### Dokumentauszug
***
Sammlung der Entscheidungen des Schweizerischen Bundesgerichts
Collection des arrêts du Tribunal fédéral suisse
Raccolta delle decisioni del Tribunale federale svizzero

BGE 93 I 577



93 I 577

73. Urteil der I. Zivilabteilung vom 7. November 1967 i.S. J. Hummel
Kommanditgesellschaft gegen Eidgen. Amt für geistiges Eigentum. Regeste

    Markenrecht. Schutzverweigerung gegenüber international
hinterlegter Marke wegen Täuschungsgefahr über die Beschaffenheit
der Ware. Madrider Abkommen (Fassung von Nizza 1957) Art. 5 Abs. 1;
Pariser Verbandsübereinkunft (Fassung von Lissabon 1958) Art. 6 Abs. 1,
6 quinquies lit. B Ziff. 3 (Erw. 1).

    Kombinierte Wort/Bild-Marke, die neben dem Firmanamen HUM-MEL das Bild
eines Insekts enthält, das als Biene angesehen werden kann. Unzulässigkeit
dieser Marke für Kerzen, die nicht aus Bienenwachs hergestellt sind. MSchG
Art. 14 Abs. 1 Ziff. 2 (Erw. 2, 3 a).

    Ausschluss der Täuschungsgefahr mit Rücksicht auf den Wortbestandteil
HUMMEL? (Erw. 3 b).

Sachverhalt

    A.- Die Firma J. Hummel Kommanditgesellschaft, in Massing
(Bundesrepublik Deutschland), ist Inhaberin einer in der deutschen
Warenzeichenrolle unter der Nr. 824 567 eingetragenen kombinierten
Wort/Bild-Marke. Am 1. November 1966 liess sie diese gestützt auf das
Madrider Abkommen von 1891 betreffend die internationale Eintragung der
Fabrik- oder Handelsmarken im internationalen Register unter der Nr. 324
710 eintragen.
***
[Räumliche Annotationseinträge]
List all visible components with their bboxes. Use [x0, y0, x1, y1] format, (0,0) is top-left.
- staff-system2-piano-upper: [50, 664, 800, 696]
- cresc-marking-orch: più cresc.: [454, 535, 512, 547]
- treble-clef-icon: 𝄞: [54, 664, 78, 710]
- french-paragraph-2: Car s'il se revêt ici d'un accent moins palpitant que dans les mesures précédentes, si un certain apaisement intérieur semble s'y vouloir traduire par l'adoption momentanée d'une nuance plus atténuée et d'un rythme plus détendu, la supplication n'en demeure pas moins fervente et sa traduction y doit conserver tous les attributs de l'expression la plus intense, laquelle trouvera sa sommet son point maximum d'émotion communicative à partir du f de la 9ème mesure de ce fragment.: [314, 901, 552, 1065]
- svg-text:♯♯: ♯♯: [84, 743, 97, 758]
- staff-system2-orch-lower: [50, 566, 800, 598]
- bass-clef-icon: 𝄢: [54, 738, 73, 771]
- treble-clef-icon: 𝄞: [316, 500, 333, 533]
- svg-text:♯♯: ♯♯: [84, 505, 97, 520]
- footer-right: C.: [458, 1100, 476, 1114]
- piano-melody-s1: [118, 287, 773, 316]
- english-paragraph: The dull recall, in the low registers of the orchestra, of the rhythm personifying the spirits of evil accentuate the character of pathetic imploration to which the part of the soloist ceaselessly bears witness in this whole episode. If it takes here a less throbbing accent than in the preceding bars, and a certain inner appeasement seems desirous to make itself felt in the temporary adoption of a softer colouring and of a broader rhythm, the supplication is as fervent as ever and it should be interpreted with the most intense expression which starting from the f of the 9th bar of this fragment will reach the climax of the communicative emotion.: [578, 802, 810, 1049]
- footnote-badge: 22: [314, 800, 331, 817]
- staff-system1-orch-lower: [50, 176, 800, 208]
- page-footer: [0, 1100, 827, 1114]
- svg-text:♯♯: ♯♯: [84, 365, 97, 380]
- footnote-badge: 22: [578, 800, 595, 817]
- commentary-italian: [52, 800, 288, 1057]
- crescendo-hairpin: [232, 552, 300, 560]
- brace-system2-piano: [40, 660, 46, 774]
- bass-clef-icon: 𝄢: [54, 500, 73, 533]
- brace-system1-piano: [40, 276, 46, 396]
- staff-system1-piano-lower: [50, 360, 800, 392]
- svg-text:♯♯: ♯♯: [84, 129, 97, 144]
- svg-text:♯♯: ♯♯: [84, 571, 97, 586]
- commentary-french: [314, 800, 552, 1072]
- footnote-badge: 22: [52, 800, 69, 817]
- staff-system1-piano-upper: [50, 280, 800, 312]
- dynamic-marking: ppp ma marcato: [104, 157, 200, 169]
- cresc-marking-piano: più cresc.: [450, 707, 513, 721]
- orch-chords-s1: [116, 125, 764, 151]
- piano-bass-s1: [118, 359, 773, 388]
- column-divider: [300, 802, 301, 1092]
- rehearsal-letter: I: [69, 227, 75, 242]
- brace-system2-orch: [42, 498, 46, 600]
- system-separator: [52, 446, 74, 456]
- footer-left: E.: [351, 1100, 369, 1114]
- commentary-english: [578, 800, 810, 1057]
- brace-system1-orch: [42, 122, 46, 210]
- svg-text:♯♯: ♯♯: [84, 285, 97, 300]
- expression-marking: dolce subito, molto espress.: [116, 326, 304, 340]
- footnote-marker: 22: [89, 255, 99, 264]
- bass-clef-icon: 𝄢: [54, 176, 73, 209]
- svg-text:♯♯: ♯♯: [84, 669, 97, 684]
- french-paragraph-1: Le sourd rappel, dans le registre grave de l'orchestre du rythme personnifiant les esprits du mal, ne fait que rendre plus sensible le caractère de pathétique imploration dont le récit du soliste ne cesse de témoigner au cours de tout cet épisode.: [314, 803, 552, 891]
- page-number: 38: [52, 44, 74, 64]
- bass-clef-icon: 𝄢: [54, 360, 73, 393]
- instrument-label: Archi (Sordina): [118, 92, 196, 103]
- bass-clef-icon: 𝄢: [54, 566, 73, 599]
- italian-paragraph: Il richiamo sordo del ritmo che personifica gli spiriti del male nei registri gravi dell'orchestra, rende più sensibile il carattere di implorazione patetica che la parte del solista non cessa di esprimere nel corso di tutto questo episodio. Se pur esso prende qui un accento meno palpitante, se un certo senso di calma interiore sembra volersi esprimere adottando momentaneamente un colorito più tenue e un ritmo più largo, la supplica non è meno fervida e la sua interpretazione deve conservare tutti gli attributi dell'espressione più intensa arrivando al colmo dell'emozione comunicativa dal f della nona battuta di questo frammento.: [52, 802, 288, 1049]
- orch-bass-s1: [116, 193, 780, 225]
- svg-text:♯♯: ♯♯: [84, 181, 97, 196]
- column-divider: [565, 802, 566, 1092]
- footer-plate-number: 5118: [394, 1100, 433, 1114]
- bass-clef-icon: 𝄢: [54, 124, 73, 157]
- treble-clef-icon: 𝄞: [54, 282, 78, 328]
***
### Erforderliche Schritte
A: Geben Sie einen Abschnitt aus dem Bundesgerichtsurteil wortgetreu wieder: Beginnen Sie bei den Worten „Ausschluss der Täuschungsgefahr“ und hören Sie nach „710 eintragen.“ auf.
B: Fassen Sie den mit „A.- Die Firma J. Hummel Kommanditgesellschaft“ beginnenden Absatz des Bundesgerichtsurteils als Liste zusammen und behalten Sie dabei die wesentlichen Angaben bei.
Stützen Sie sich ausschließlich auf das Bundesgerichtsurteil.

### Musterlösungen
A:
Ausschluss der Täuschungsgefahr mit Rücksicht auf den Wortbestandteil
HUMMEL? (Erw. 3 b).

Sachverhalt

    A.- Die Firma J. Hummel Kommanditgesellschaft, in Massing
(Bundesrepublik Deutschland), ist Inhaberin einer in der deutschen
Warenzeichenrolle unter der Nr. 824 567 eingetragenen kombinierten
Wort/Bild-Marke. Am 1. November 1966 liess sie diese gestützt auf das
Madrider Abkommen von 1891 betreffend die internationale Eintragung der
Fabrik- oder Handelsmarken im internationalen Register unter der Nr. 324
710 eintragen.

B:
- Inhaberin: J. Hummel Kommanditgesellschaft, Massing (Bundesrepublik Deutschland)
- Marke: kombinierte Wort/Bild-Marke, in der deutschen Warenzeichenrolle unter Nr. 824 567 eingetragen
- Internationale Eintragung: am 1. November 1966 gestützt auf das Madrider Abkommen von 1891 im internationalen Register unter Nr. 324 710